Stored data:
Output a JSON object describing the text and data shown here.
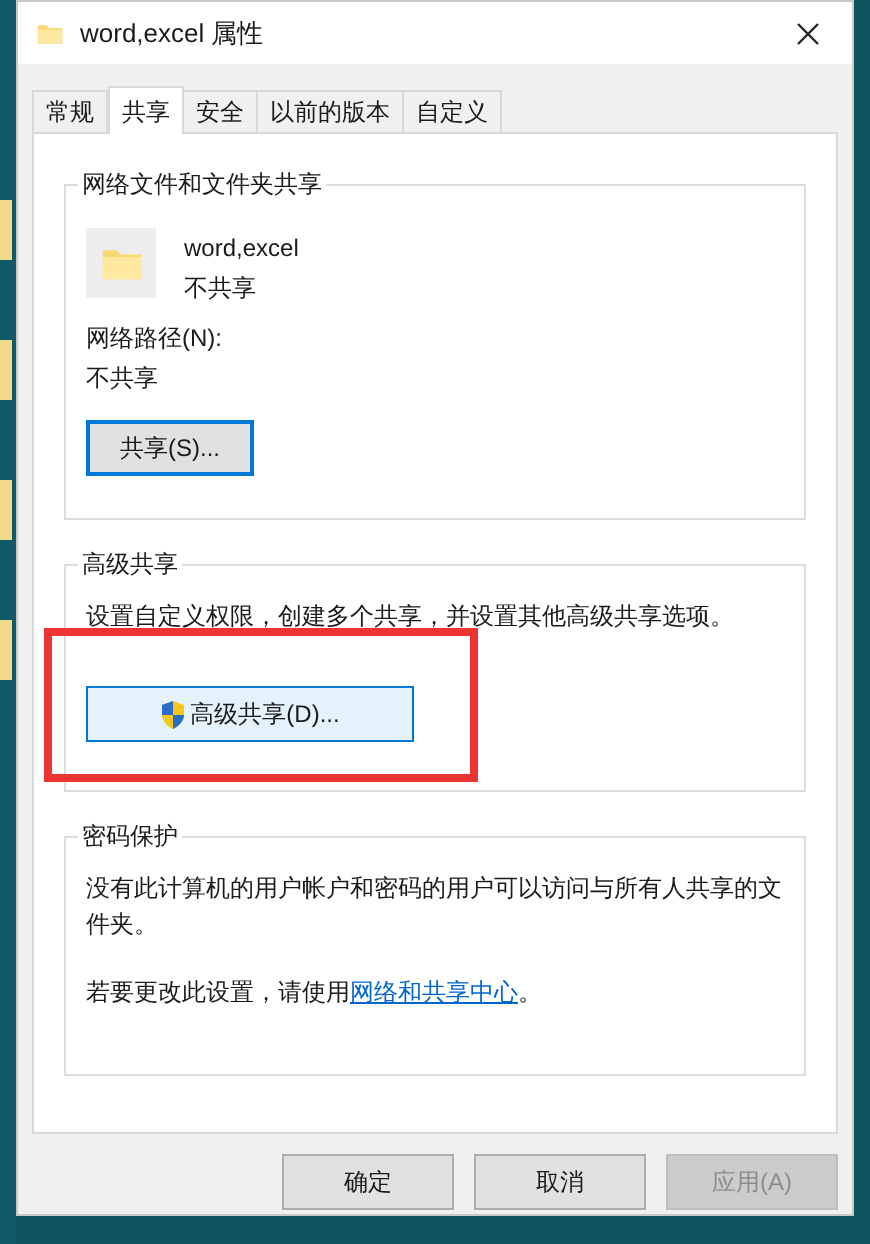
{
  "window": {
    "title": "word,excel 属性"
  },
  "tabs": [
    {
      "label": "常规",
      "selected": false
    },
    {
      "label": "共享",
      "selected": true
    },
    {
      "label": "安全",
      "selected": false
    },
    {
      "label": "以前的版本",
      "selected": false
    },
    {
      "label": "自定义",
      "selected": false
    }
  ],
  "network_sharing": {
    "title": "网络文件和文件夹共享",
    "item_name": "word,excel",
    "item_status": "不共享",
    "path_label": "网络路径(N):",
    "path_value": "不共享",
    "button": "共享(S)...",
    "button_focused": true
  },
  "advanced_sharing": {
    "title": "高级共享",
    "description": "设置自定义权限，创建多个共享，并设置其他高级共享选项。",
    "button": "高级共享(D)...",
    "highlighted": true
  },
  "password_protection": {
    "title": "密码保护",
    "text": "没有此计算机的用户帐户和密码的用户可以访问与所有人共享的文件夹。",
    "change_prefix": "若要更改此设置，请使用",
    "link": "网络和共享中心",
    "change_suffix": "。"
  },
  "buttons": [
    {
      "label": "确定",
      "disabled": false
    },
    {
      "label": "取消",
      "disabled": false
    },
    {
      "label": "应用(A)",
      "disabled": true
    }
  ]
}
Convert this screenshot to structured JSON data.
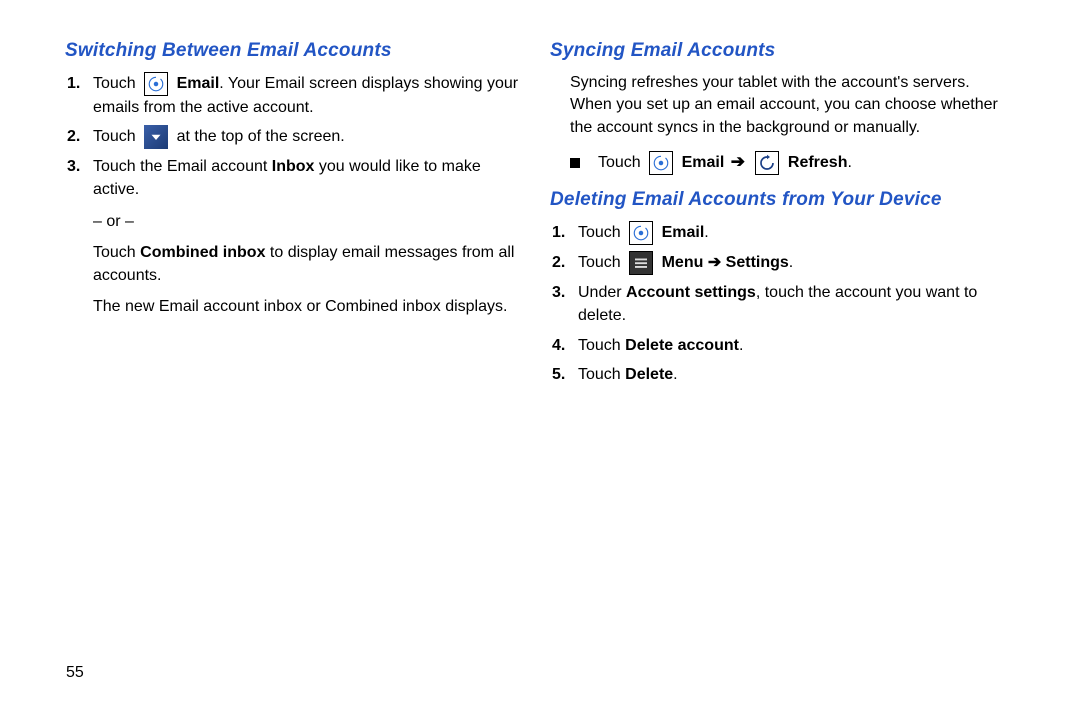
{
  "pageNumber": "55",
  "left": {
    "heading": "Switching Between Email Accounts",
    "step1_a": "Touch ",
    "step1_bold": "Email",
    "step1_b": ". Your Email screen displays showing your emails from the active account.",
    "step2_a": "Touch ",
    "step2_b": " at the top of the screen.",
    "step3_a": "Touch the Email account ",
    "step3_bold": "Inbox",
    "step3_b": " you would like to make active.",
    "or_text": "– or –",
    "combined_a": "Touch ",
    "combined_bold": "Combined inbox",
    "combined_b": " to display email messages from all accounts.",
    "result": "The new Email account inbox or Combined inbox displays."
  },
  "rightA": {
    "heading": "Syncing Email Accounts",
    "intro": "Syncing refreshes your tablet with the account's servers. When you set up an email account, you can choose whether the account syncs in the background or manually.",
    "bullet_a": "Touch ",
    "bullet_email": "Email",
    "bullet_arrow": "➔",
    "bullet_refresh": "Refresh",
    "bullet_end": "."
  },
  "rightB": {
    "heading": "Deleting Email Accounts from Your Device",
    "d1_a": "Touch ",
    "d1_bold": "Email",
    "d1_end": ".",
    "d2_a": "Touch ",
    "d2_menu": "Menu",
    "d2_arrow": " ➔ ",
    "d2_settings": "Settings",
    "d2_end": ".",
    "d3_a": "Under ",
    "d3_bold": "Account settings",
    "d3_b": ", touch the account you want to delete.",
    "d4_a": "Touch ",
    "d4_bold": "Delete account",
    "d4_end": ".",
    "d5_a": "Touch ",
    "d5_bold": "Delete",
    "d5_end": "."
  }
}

EXERCISE BRIEF:
Transcribe the material as is, with images omitted.

FINISHED EXERCISE:
Output a JSON object describing the text and data shown here.
{
  "window": {
    "title": "word,excel 属性"
  },
  "tabs": [
    {
      "label": "常规",
      "selected": false
    },
    {
      "label": "共享",
      "selected": true
    },
    {
      "label": "安全",
      "selected": false
    },
    {
      "label": "以前的版本",
      "selected": false
    },
    {
      "label": "自定义",
      "selected": false
    }
  ],
  "network_sharing": {
    "title": "网络文件和文件夹共享",
    "item_name": "word,excel",
    "item_status": "不共享",
    "path_label": "网络路径(N):",
    "path_value": "不共享",
    "button": "共享(S)...",
    "button_focused": true
  },
  "advanced_sharing": {
    "title": "高级共享",
    "description": "设置自定义权限，创建多个共享，并设置其他高级共享选项。",
    "button": "高级共享(D)...",
    "highlighted": true
  },
  "password_protection": {
    "title": "密码保护",
    "text": "没有此计算机的用户帐户和密码的用户可以访问与所有人共享的文件夹。",
    "change_prefix": "若要更改此设置，请使用",
    "link": "网络和共享中心",
    "change_suffix": "。"
  },
  "buttons": [
    {
      "label": "确定",
      "disabled": false
    },
    {
      "label": "取消",
      "disabled": false
    },
    {
      "label": "应用(A)",
      "disabled": true
    }
  ]
}
Convert this screenshot to structured JSON data.
{
  "pageNumber": "55",
  "left": {
    "heading": "Switching Between Email Accounts",
    "step1_a": "Touch ",
    "step1_bold": "Email",
    "step1_b": ". Your Email screen displays showing your emails from the active account.",
    "step2_a": "Touch ",
    "step2_b": " at the top of the screen.",
    "step3_a": "Touch the Email account ",
    "step3_bold": "Inbox",
    "step3_b": " you would like to make active.",
    "or_text": "– or –",
    "combined_a": "Touch ",
    "combined_bold": "Combined inbox",
    "combined_b": " to display email messages from all accounts.",
    "result": "The new Email account inbox or Combined inbox displays."
  },
  "rightA": {
    "heading": "Syncing Email Accounts",
    "intro": "Syncing refreshes your tablet with the account's servers. When you set up an email account, you can choose whether the account syncs in the background or manually.",
    "bullet_a": "Touch ",
    "bullet_email": "Email",
    "bullet_arrow": "➔",
    "bullet_refresh": "Refresh",
    "bullet_end": "."
  },
  "rightB": {
    "heading": "Deleting Email Accounts from Your Device",
    "d1_a": "Touch ",
    "d1_bold": "Email",
    "d1_end": ".",
    "d2_a": "Touch ",
    "d2_menu": "Menu",
    "d2_arrow": " ➔ ",
    "d2_settings": "Settings",
    "d2_end": ".",
    "d3_a": "Under ",
    "d3_bold": "Account settings",
    "d3_b": ", touch the account you want to delete.",
    "d4_a": "Touch ",
    "d4_bold": "Delete account",
    "d4_end": ".",
    "d5_a": "Touch ",
    "d5_bold": "Delete",
    "d5_end": "."
  }
}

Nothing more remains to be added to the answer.